→ **YOUR INSTRUCTIONS**:
Can you quote the records word for word, starting at their first line and stopping after the line that contains "puzzle-icon [1066, 19, 1079, 31]"?

————————

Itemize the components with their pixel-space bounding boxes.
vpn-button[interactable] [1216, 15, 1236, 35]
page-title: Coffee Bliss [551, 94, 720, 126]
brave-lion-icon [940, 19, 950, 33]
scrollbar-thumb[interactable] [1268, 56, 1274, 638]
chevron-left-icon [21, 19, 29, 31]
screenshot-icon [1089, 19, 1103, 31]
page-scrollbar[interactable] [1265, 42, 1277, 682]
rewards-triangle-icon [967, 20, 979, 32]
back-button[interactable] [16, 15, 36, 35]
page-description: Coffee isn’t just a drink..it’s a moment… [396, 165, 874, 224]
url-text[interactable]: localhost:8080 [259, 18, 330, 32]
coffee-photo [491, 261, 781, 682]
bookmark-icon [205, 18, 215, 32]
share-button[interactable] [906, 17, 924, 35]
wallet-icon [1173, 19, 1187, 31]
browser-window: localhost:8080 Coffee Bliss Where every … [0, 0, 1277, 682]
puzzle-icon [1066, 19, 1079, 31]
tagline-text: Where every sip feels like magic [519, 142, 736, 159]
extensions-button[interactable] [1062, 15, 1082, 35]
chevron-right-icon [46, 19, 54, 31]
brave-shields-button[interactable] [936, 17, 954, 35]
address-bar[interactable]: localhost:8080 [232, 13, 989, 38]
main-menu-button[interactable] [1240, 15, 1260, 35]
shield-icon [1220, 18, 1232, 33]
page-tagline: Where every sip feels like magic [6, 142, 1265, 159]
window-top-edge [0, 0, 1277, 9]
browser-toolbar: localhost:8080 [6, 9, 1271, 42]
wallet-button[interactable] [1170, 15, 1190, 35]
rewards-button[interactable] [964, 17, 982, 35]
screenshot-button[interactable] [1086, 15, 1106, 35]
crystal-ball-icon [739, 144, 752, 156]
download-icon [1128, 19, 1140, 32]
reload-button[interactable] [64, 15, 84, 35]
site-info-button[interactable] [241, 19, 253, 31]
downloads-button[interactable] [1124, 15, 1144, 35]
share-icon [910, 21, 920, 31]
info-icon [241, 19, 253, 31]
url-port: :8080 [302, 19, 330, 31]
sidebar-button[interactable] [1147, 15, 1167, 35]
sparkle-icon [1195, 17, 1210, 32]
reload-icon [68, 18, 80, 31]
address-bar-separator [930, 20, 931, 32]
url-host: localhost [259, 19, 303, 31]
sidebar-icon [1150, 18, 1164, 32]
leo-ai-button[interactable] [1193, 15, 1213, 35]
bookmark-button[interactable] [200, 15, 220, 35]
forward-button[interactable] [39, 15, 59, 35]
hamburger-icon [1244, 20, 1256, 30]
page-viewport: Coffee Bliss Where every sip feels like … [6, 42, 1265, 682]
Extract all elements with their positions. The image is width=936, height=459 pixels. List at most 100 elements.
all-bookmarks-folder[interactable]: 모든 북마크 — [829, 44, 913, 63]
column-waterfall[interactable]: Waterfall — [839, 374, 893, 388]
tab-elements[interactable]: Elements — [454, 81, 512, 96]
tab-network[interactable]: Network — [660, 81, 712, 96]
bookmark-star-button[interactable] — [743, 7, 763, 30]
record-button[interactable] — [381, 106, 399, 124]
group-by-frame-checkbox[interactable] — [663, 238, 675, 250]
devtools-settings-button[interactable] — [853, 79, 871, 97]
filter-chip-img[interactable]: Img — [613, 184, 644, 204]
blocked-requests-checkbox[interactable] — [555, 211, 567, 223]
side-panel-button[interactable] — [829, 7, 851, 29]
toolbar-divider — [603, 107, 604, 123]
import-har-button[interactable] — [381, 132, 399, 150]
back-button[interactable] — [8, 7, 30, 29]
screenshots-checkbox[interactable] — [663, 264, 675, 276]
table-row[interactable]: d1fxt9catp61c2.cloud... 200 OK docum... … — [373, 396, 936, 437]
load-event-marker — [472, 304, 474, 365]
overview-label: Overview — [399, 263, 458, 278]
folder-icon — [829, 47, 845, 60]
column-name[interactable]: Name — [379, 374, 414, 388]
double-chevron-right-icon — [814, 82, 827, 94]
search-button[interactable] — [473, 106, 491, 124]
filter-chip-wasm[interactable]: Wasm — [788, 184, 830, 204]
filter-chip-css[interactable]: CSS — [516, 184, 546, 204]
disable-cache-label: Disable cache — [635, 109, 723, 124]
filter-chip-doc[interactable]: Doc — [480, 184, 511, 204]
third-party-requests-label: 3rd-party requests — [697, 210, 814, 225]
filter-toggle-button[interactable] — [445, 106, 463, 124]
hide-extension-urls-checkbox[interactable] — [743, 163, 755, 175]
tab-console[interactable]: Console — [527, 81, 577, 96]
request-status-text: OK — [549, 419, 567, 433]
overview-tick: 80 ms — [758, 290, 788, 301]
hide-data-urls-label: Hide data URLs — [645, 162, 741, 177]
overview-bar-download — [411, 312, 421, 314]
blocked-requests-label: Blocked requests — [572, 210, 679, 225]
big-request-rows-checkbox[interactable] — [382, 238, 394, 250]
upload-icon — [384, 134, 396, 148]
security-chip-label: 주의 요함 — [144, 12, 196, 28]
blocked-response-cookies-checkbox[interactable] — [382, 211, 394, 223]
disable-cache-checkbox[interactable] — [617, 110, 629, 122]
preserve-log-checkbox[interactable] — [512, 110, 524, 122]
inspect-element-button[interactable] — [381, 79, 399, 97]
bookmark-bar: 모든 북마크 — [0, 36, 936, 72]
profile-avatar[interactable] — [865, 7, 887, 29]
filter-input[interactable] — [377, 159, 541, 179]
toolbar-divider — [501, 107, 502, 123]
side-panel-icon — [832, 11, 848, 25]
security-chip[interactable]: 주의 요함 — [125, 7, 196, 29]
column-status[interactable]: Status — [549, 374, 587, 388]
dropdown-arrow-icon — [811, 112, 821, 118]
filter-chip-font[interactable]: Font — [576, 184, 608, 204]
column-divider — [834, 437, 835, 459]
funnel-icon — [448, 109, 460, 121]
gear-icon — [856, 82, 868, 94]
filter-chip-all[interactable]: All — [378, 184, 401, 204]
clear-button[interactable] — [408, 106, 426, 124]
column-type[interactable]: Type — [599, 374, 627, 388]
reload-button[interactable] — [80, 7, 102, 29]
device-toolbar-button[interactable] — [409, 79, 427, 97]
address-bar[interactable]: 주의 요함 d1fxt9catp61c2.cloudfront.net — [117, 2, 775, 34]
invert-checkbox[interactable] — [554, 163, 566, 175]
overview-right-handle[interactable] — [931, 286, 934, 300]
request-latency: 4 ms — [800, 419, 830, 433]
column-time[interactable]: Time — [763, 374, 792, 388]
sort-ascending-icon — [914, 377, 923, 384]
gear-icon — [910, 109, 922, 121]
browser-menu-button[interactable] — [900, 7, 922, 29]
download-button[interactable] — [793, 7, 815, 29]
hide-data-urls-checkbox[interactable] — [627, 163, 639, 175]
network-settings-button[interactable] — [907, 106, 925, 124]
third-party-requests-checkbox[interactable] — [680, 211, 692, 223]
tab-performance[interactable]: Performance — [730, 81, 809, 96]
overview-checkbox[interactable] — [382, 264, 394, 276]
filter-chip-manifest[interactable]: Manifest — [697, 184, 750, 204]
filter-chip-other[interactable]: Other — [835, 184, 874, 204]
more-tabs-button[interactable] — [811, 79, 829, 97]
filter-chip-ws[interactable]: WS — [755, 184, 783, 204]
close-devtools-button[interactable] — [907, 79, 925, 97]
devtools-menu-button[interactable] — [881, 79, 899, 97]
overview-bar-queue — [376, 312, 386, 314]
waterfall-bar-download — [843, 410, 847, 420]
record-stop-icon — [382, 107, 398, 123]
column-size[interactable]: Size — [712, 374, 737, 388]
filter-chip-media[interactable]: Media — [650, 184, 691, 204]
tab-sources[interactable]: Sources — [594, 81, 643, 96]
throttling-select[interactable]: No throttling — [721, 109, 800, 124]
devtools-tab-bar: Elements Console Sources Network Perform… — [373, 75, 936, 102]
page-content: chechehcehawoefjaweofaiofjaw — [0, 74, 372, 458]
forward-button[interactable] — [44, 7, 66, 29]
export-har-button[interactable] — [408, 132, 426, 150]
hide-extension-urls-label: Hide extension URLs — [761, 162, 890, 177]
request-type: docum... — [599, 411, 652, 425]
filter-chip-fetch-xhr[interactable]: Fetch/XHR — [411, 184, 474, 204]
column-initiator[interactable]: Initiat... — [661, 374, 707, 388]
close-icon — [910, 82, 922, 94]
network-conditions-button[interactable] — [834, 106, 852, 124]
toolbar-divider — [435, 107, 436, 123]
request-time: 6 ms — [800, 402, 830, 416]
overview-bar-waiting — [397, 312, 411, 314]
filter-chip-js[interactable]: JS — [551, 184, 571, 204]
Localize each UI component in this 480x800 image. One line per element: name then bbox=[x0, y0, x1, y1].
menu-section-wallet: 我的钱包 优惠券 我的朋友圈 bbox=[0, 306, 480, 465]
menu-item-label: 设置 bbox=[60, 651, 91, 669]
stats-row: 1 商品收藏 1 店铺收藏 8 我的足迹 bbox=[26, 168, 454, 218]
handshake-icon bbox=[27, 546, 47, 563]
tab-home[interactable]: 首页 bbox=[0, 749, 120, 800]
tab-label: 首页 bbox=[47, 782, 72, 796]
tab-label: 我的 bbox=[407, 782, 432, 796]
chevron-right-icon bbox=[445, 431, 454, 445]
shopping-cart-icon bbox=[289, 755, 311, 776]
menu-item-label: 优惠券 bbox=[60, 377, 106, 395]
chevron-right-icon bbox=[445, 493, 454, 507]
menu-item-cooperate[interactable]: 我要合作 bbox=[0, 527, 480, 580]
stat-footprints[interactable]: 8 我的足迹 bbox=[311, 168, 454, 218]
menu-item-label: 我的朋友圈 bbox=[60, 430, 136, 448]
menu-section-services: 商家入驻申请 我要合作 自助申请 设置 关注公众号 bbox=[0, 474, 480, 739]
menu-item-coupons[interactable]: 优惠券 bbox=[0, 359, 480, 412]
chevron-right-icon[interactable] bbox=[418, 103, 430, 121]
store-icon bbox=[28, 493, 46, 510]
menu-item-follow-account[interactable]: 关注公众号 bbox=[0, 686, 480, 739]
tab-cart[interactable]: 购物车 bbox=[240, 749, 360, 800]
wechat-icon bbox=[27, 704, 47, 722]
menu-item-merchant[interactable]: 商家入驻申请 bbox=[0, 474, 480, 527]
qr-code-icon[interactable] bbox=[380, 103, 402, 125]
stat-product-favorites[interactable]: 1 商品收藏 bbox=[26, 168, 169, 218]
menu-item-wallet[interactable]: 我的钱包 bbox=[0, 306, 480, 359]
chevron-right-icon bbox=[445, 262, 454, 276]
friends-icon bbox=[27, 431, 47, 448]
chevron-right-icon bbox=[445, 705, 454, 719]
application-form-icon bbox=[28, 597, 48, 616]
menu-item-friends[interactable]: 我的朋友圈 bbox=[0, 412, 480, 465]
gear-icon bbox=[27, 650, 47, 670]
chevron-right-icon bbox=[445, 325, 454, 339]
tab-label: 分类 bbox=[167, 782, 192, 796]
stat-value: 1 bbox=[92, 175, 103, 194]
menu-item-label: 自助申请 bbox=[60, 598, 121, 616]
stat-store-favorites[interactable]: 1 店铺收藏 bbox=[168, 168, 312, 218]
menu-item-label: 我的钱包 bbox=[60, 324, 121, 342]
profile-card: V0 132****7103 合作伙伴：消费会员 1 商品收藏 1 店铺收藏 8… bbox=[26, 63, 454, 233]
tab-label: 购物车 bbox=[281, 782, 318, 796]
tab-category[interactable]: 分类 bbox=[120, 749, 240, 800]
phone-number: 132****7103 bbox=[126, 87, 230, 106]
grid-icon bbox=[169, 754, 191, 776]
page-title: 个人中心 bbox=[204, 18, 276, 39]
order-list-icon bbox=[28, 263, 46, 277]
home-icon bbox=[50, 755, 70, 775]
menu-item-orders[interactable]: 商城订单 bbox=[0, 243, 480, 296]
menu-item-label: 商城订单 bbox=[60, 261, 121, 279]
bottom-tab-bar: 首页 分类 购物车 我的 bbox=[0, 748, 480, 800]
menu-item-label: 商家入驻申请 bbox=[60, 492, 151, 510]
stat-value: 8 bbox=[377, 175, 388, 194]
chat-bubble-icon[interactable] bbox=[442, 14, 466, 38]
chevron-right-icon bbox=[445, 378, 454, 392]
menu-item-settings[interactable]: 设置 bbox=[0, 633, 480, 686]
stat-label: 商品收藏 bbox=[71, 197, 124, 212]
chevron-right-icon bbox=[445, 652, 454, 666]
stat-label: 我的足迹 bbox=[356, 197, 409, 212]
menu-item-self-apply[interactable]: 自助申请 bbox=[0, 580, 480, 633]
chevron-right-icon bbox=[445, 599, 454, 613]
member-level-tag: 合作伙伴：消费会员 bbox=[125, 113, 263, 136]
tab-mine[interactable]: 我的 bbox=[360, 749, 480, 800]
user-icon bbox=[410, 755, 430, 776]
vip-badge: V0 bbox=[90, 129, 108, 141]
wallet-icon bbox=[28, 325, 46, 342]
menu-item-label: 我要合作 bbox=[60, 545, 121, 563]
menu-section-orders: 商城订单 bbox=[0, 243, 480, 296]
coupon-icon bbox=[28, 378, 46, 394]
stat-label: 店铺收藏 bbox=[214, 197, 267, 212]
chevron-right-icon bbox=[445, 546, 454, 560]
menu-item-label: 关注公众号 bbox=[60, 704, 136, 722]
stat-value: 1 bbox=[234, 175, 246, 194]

————————

→ **COMPLETED TASK**:
Itemize the components with their pixel-space bounding boxes.
vpn-button[interactable] [1216, 15, 1236, 35]
page-title: Coffee Bliss [551, 94, 720, 126]
brave-lion-icon [940, 19, 950, 33]
scrollbar-thumb[interactable] [1268, 56, 1274, 638]
chevron-left-icon [21, 19, 29, 31]
screenshot-icon [1089, 19, 1103, 31]
page-scrollbar[interactable] [1265, 42, 1277, 682]
rewards-triangle-icon [967, 20, 979, 32]
back-button[interactable] [16, 15, 36, 35]
page-description: Coffee isn’t just a drink..it’s a moment… [396, 165, 874, 224]
url-text[interactable]: localhost:8080 [259, 18, 330, 32]
coffee-photo [491, 261, 781, 682]
bookmark-icon [205, 18, 215, 32]
share-button[interactable] [906, 17, 924, 35]
wallet-icon [1173, 19, 1187, 31]
browser-window: localhost:8080 Coffee Bliss Where every … [0, 0, 1277, 682]
puzzle-icon [1066, 19, 1079, 31]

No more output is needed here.